> _The exercise_
Below is the data. Give it again, complete and exact.

> _Record excerpts_

——

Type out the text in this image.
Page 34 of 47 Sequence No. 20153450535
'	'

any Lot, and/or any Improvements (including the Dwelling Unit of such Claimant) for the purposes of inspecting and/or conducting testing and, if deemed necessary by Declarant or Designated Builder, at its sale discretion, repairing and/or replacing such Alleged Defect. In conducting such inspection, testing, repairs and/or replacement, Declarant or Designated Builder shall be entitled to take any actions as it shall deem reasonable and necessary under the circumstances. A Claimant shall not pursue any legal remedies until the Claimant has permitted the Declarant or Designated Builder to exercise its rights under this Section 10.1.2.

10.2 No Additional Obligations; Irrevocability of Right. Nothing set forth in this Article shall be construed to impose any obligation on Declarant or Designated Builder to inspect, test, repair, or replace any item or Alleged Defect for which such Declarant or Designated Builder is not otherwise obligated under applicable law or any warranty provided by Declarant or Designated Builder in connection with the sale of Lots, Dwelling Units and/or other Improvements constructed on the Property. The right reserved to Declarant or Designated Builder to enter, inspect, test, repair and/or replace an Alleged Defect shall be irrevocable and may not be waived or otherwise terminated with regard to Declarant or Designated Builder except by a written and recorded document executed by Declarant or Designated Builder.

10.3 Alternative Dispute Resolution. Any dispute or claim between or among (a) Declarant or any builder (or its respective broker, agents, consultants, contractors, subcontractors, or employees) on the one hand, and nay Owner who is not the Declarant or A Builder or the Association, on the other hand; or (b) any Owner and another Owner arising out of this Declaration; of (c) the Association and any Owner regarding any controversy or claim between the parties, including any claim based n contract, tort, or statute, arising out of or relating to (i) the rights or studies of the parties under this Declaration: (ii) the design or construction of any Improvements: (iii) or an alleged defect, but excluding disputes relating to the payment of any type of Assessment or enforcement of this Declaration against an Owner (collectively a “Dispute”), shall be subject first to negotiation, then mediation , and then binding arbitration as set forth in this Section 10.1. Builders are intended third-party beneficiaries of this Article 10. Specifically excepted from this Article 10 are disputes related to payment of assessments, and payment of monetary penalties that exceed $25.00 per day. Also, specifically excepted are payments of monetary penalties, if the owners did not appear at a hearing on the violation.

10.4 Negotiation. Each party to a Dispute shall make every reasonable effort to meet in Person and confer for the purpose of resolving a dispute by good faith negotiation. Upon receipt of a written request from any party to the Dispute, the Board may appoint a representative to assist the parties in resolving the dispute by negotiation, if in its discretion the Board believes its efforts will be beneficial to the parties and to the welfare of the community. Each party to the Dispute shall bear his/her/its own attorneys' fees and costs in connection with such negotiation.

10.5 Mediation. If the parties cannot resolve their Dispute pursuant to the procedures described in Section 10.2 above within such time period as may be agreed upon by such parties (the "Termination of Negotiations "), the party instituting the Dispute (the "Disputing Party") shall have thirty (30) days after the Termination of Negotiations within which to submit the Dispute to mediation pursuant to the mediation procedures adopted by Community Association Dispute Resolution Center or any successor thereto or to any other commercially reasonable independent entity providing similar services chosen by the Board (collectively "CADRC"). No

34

——

> _Answer to this exercise_
Type out the text in this image.
Page 34 of 47 Sequence No. 20153450535
'	'

any Lot, and/or any Improvements (including the Dwelling Unit of such Claimant) for the purposes of inspecting and/or conducting testing and, if deemed necessary by Declarant or Designated Builder, at its sale discretion, repairing and/or replacing such Alleged Defect. In conducting such inspection, testing, repairs and/or replacement, Declarant or Designated Builder shall be entitled to take any actions as it shall deem reasonable and necessary under the circumstances. A Claimant shall not pursue any legal remedies until the Claimant has permitted the Declarant or Designated Builder to exercise its rights under this Section 10.1.2.

10.2 No Additional Obligations; Irrevocability of Right. Nothing set forth in this Article shall be construed to impose any obligation on Declarant or Designated Builder to inspect, test, repair, or replace any item or Alleged Defect for which such Declarant or Designated Builder is not otherwise obligated under applicable law or any warranty provided by Declarant or Designated Builder in connection with the sale of Lots, Dwelling Units and/or other Improvements constructed on the Property. The right reserved to Declarant or Designated Builder to enter, inspect, test, repair and/or replace an Alleged Defect shall be irrevocable and may not be waived or otherwise terminated with regard to Declarant or Designated Builder except by a written and recorded document executed by Declarant or Designated Builder.

10.3 Alternative Dispute Resolution. Any dispute or claim between or among (a) Declarant or any builder (or its respective broker, agents, consultants, contractors, subcontractors, or employees) on the one hand, and nay Owner who is not the Declarant or A Builder or the Association, on the other hand; or (b) any Owner and another Owner arising out of this Declaration; of (c) the Association and any Owner regarding any controversy or claim between the parties, including any claim based n contract, tort, or statute, arising out of or relating to (i) the rights or studies of the parties under this Declaration: (ii) the design or construction of any Improvements: (iii) or an alleged defect, but excluding disputes relating to the payment of any type of Assessment or enforcement of this Declaration against an Owner (collectively a “Dispute”), shall be subject first to negotiation, then mediation , and then binding arbitration as set forth in this Section 10.1. Builders are intended third-party beneficiaries of this Article 10. Specifically excepted from this Article 10 are disputes related to payment of assessments, and payment of monetary penalties that exceed $25.00 per day. Also, specifically excepted are payments of monetary penalties, if the owners did not appear at a hearing on the violation.

10.4 Negotiation. Each party to a Dispute shall make every reasonable effort to meet in Person and confer for the purpose of resolving a dispute by good faith negotiation. Upon receipt of a written request from any party to the Dispute, the Board may appoint a representative to assist the parties in resolving the dispute by negotiation, if in its discretion the Board believes its efforts will be beneficial to the parties and to the welfare of the community. Each party to the Dispute shall bear his/her/its own attorneys' fees and costs in connection with such negotiation.

10.5 Mediation. If the parties cannot resolve their Dispute pursuant to the procedures described in Section 10.2 above within such time period as may be agreed upon by such parties (the "Termination of Negotiations "), the party instituting the Dispute (the "Disputing Party") shall have thirty (30) days after the Termination of Negotiations within which to submit the Dispute to mediation pursuant to the mediation procedures adopted by Community Association Dispute Resolution Center or any successor thereto or to any other commercially reasonable independent entity providing similar services chosen by the Board (collectively "CADRC"). No

34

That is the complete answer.